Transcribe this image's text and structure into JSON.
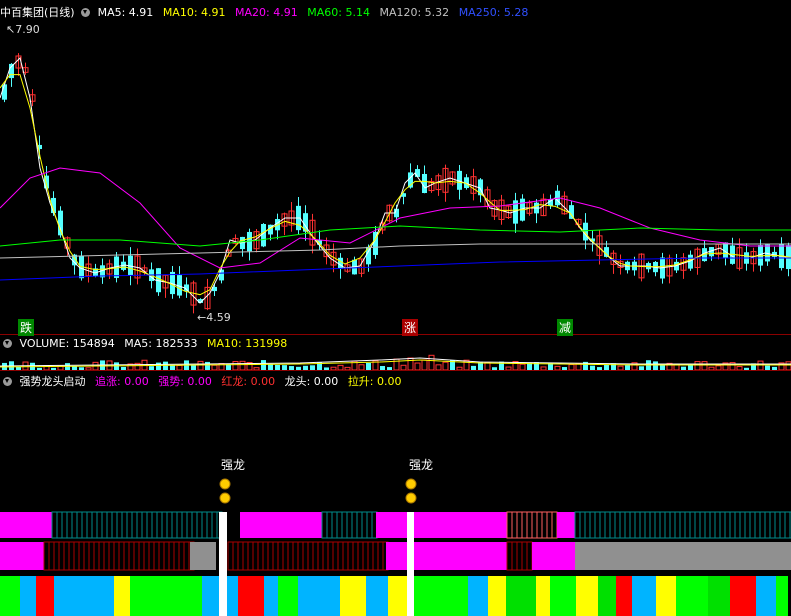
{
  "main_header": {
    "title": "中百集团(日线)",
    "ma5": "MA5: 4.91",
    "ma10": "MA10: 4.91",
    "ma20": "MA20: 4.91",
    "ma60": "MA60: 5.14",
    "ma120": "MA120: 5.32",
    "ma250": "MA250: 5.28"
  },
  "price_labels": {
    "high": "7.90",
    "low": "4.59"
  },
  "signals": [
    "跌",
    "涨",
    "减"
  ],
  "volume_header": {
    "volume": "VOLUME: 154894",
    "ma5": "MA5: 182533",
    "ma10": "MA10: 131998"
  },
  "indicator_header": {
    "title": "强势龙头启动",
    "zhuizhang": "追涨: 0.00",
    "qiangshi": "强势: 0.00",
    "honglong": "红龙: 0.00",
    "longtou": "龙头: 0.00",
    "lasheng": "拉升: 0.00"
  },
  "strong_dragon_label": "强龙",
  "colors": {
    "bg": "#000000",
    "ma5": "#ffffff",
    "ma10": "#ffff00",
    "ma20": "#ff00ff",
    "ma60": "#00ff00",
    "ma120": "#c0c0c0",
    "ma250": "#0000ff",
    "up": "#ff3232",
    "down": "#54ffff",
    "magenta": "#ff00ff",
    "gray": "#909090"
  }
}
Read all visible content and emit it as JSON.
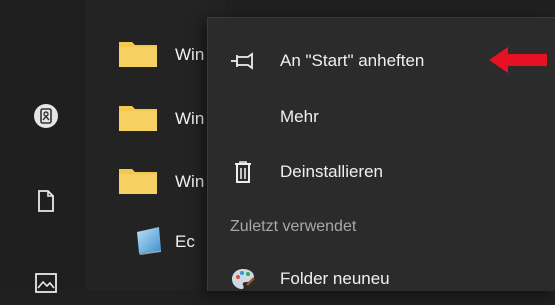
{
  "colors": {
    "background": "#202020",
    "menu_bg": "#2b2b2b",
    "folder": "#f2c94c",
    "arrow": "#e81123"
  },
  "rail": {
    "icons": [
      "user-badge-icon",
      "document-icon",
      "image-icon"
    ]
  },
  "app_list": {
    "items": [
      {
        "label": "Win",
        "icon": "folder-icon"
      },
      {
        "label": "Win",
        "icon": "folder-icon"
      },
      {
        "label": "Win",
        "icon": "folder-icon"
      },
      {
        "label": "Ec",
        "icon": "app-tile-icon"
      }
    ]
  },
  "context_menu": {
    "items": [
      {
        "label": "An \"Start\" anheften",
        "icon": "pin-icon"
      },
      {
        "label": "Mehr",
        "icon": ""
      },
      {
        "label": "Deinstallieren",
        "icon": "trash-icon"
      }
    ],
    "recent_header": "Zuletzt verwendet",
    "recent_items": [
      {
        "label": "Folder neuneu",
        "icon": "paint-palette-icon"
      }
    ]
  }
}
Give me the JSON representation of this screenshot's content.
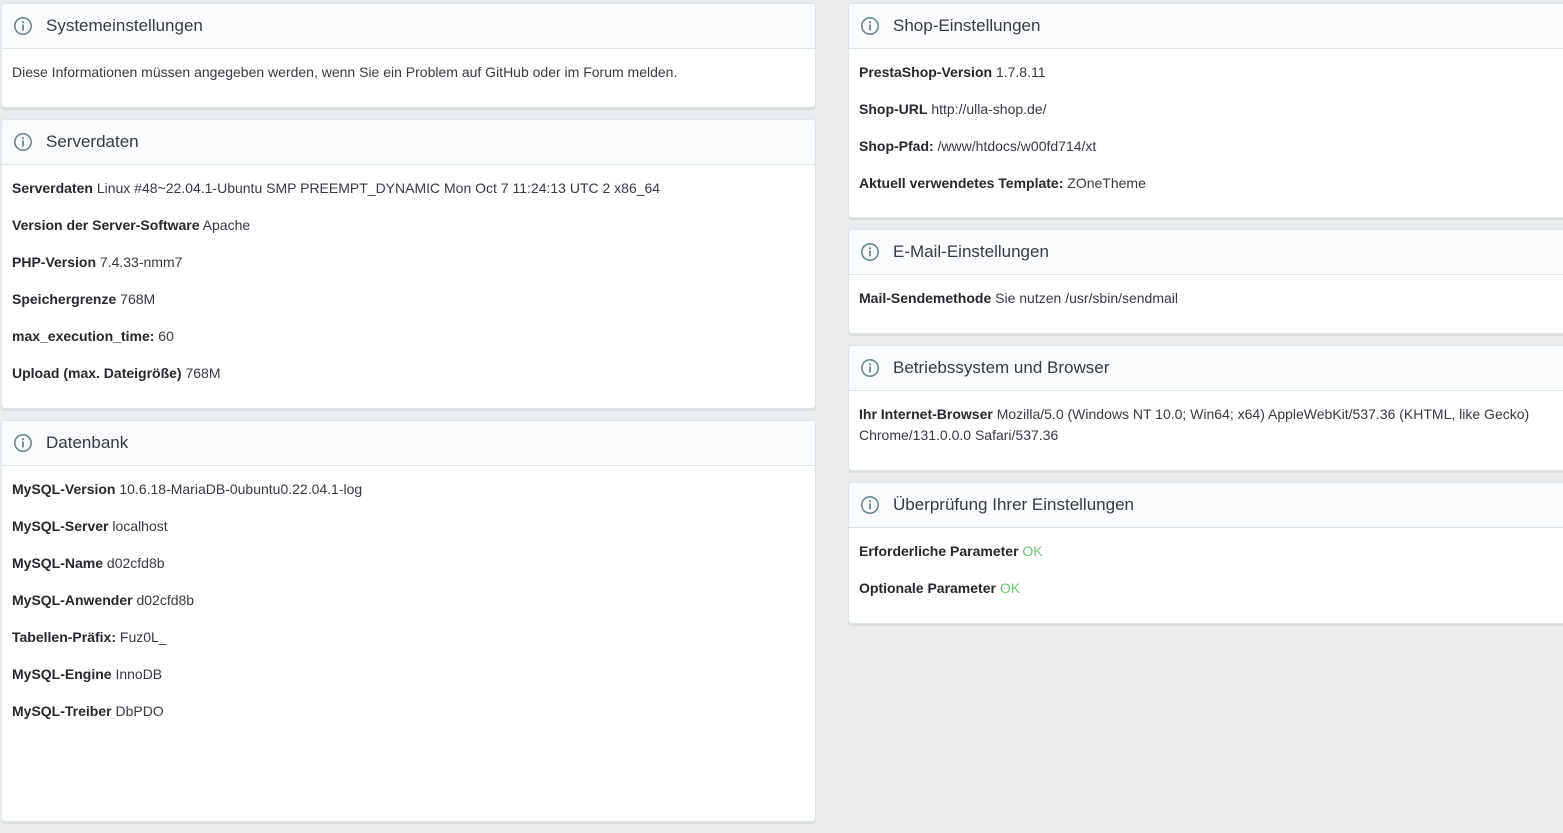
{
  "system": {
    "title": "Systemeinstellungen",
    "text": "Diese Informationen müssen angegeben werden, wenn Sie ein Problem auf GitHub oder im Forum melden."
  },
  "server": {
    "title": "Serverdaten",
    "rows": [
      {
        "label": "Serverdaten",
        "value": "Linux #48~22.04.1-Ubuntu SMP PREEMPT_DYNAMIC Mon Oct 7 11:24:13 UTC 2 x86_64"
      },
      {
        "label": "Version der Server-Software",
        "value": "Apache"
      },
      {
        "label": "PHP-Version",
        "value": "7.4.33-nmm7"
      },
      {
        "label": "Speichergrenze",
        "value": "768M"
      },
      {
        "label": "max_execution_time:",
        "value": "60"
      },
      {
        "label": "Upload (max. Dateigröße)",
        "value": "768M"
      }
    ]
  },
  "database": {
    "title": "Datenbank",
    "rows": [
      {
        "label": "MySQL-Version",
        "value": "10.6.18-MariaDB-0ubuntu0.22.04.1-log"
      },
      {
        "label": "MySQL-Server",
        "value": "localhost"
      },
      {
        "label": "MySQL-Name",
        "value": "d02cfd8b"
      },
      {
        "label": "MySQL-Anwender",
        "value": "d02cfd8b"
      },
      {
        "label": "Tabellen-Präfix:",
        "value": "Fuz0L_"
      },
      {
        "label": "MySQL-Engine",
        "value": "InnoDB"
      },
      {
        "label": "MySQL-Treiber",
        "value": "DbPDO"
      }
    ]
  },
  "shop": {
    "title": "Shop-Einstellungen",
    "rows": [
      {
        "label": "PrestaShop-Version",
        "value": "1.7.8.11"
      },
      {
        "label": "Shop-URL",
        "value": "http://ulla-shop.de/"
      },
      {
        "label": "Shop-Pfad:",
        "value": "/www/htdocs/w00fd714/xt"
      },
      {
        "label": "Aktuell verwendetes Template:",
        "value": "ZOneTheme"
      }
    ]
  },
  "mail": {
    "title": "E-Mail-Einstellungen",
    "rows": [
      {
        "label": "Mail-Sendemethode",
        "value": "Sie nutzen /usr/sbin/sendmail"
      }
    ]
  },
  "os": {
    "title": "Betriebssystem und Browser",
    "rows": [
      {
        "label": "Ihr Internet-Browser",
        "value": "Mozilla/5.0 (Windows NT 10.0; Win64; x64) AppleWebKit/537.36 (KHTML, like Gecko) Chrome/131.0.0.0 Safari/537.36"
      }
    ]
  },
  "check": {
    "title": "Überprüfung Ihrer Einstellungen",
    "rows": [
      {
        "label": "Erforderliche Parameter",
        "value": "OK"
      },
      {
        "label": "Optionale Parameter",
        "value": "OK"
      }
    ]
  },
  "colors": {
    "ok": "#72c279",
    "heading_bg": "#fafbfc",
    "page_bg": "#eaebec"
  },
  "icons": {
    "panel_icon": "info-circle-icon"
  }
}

------------------------

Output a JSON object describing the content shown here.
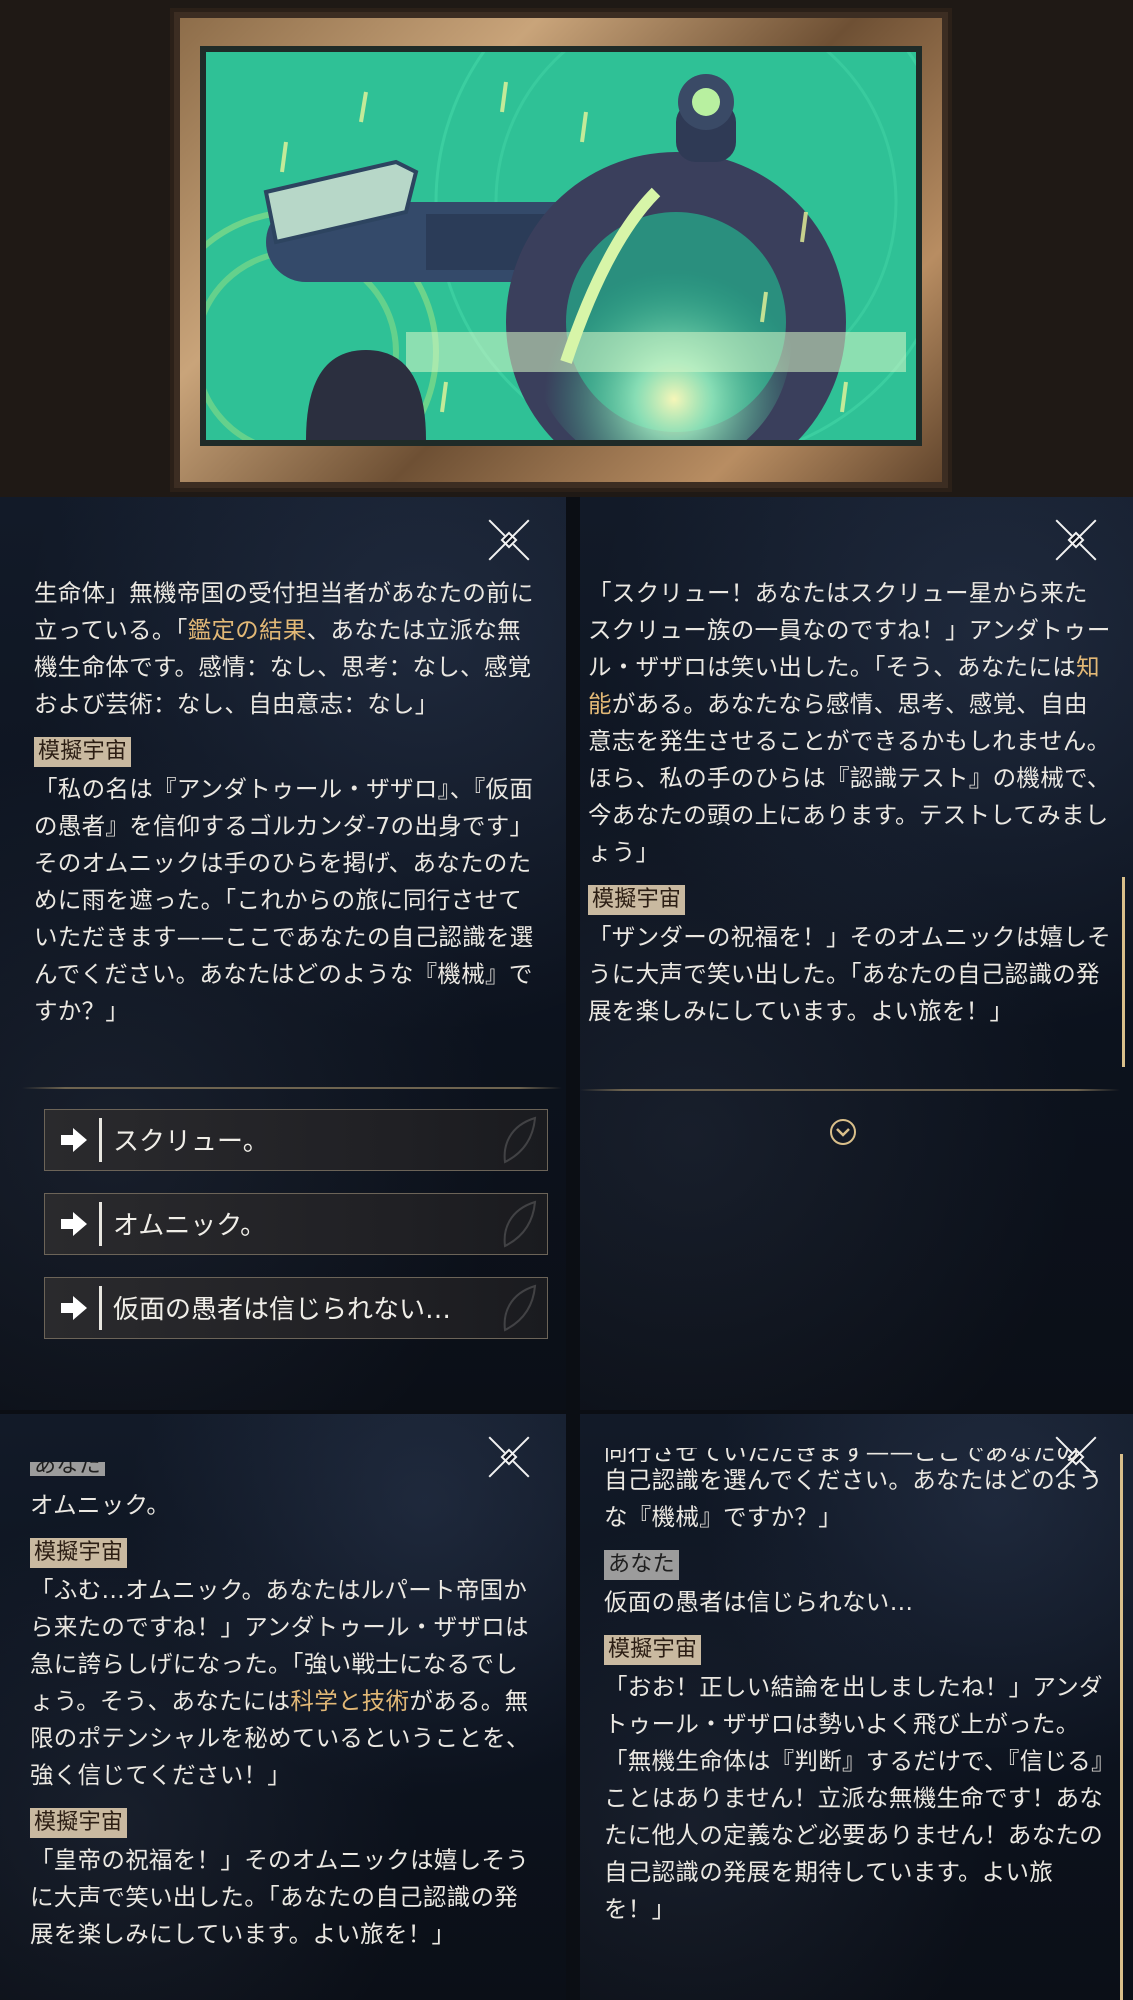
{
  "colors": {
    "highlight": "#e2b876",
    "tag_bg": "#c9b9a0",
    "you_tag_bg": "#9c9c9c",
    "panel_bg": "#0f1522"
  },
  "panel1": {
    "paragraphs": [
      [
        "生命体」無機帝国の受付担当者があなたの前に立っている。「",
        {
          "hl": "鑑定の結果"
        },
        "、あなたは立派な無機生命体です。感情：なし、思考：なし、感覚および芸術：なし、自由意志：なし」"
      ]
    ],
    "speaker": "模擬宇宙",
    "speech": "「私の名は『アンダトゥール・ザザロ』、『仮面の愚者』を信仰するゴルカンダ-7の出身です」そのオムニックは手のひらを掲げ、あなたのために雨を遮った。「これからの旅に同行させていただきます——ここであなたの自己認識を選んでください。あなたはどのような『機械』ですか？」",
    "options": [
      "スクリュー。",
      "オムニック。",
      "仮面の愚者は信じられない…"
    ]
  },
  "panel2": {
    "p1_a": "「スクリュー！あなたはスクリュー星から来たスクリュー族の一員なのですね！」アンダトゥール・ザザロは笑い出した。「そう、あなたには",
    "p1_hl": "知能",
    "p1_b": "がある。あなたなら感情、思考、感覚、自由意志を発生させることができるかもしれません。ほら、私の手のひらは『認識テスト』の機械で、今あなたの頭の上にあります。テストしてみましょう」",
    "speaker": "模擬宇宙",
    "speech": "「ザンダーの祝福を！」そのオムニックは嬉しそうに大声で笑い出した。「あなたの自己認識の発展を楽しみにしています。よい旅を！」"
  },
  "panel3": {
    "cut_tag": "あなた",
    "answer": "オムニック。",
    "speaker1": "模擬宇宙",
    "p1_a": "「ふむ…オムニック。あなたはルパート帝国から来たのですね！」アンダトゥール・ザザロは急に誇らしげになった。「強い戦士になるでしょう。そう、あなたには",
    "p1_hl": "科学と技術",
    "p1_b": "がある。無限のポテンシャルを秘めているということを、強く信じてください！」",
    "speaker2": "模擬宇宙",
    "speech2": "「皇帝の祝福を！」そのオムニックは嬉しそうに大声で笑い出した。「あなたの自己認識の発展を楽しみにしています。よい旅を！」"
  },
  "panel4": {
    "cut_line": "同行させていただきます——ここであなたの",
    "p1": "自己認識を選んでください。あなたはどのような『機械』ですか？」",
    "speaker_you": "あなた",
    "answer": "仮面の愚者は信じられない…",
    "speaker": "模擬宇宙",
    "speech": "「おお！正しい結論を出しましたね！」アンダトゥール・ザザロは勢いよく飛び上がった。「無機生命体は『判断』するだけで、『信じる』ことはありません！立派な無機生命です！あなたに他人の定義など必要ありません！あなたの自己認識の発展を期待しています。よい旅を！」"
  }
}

------------------------

▶ _Work to be completed_
Pick out each line containing "あなたの自己認識の発展を楽しみにしています" and report it.

▶ _Completed exercise_
    "speech": "「ザンダーの祝福を！」そのオムニックは嬉しそうに大声で笑い出した。「あなたの自己認識の発展を楽しみにしています。よい旅を！」"
    "speech2": "「皇帝の祝福を！」そのオムニックは嬉しそうに大声で笑い出した。「あなたの自己認識の発展を楽しみにしています。よい旅を！」"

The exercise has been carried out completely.